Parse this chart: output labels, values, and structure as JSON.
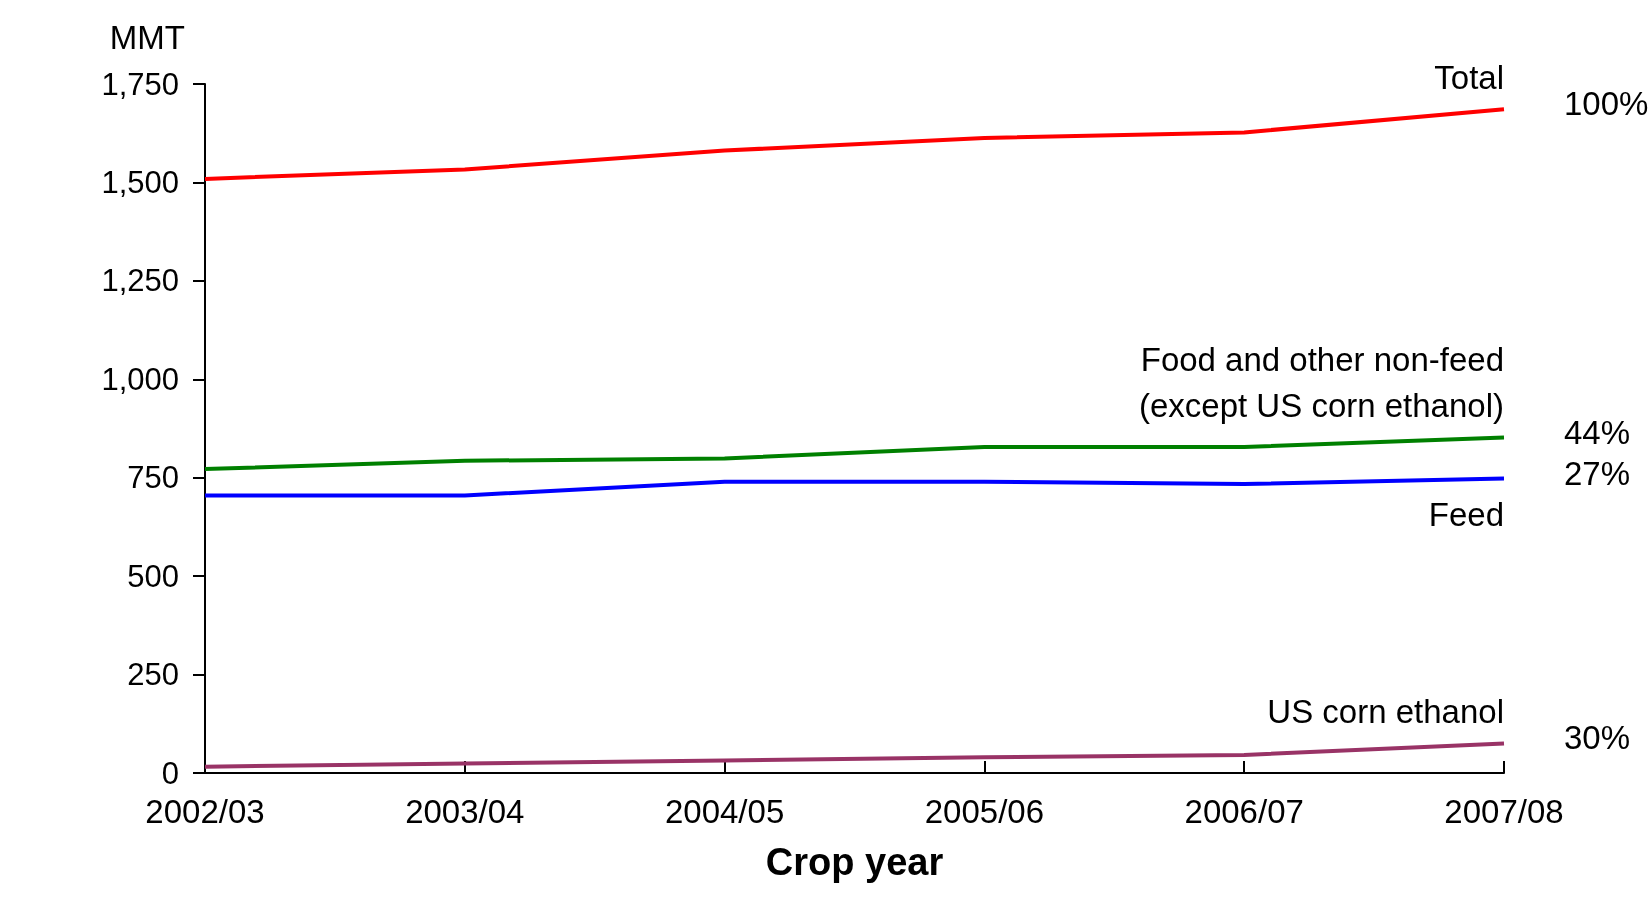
{
  "chart_data": {
    "type": "line",
    "ylabel": "MMT",
    "xlabel": "Crop year",
    "categories": [
      "2002/03",
      "2003/04",
      "2004/05",
      "2005/06",
      "2006/07",
      "2007/08"
    ],
    "series": [
      {
        "name": "Total",
        "color": "#ff0000",
        "values": [
          1509,
          1533,
          1581,
          1613,
          1627,
          1686
        ]
      },
      {
        "name": "Food and other non-feed\n(except US corn ethanol)",
        "color": "#008000",
        "values": [
          772,
          793,
          799,
          828,
          828,
          852
        ]
      },
      {
        "name": "Feed",
        "color": "#0000ff",
        "values": [
          705,
          705,
          740,
          740,
          734,
          748
        ]
      },
      {
        "name": "US corn ethanol",
        "color": "#993366",
        "values": [
          16,
          24,
          32,
          40,
          46,
          75
        ]
      }
    ],
    "annotations": [
      {
        "text": "100%",
        "x": "2007/08",
        "y": 1686
      },
      {
        "text": "44%",
        "x": "2007/08",
        "y": 852
      },
      {
        "text": "27%",
        "x": "2007/08",
        "y": 748
      },
      {
        "text": "30%",
        "x": "2007/08",
        "y": 75
      }
    ],
    "ylim": [
      0,
      1750
    ],
    "yticks": [
      0,
      250,
      500,
      750,
      {
        "value": 1000,
        "label": "1,000"
      },
      {
        "value": 1250,
        "label": "1,250"
      },
      {
        "value": 1500,
        "label": "1,500"
      },
      {
        "value": 1750,
        "label": "1,750"
      }
    ],
    "grid": false,
    "legend": false,
    "marker": "none",
    "line_style": "solid"
  }
}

----------------

Exercise goal → Repeat each entry exactly as it appears; skip any picture.

Output →
Parse this chart: output labels, values, and structure as JSON.
{
  "chart_data": {
    "type": "line",
    "ylabel": "MMT",
    "xlabel": "Crop year",
    "categories": [
      "2002/03",
      "2003/04",
      "2004/05",
      "2005/06",
      "2006/07",
      "2007/08"
    ],
    "series": [
      {
        "name": "Total",
        "color": "#ff0000",
        "values": [
          1509,
          1533,
          1581,
          1613,
          1627,
          1686
        ]
      },
      {
        "name": "Food and other non-feed\n(except US corn ethanol)",
        "color": "#008000",
        "values": [
          772,
          793,
          799,
          828,
          828,
          852
        ]
      },
      {
        "name": "Feed",
        "color": "#0000ff",
        "values": [
          705,
          705,
          740,
          740,
          734,
          748
        ]
      },
      {
        "name": "US corn ethanol",
        "color": "#993366",
        "values": [
          16,
          24,
          32,
          40,
          46,
          75
        ]
      }
    ],
    "annotations": [
      {
        "text": "100%",
        "x": "2007/08",
        "y": 1686
      },
      {
        "text": "44%",
        "x": "2007/08",
        "y": 852
      },
      {
        "text": "27%",
        "x": "2007/08",
        "y": 748
      },
      {
        "text": "30%",
        "x": "2007/08",
        "y": 75
      }
    ],
    "ylim": [
      0,
      1750
    ],
    "yticks": [
      0,
      250,
      500,
      750,
      {
        "value": 1000,
        "label": "1,000"
      },
      {
        "value": 1250,
        "label": "1,250"
      },
      {
        "value": 1500,
        "label": "1,500"
      },
      {
        "value": 1750,
        "label": "1,750"
      }
    ],
    "grid": false,
    "legend": false,
    "marker": "none",
    "line_style": "solid"
  }
}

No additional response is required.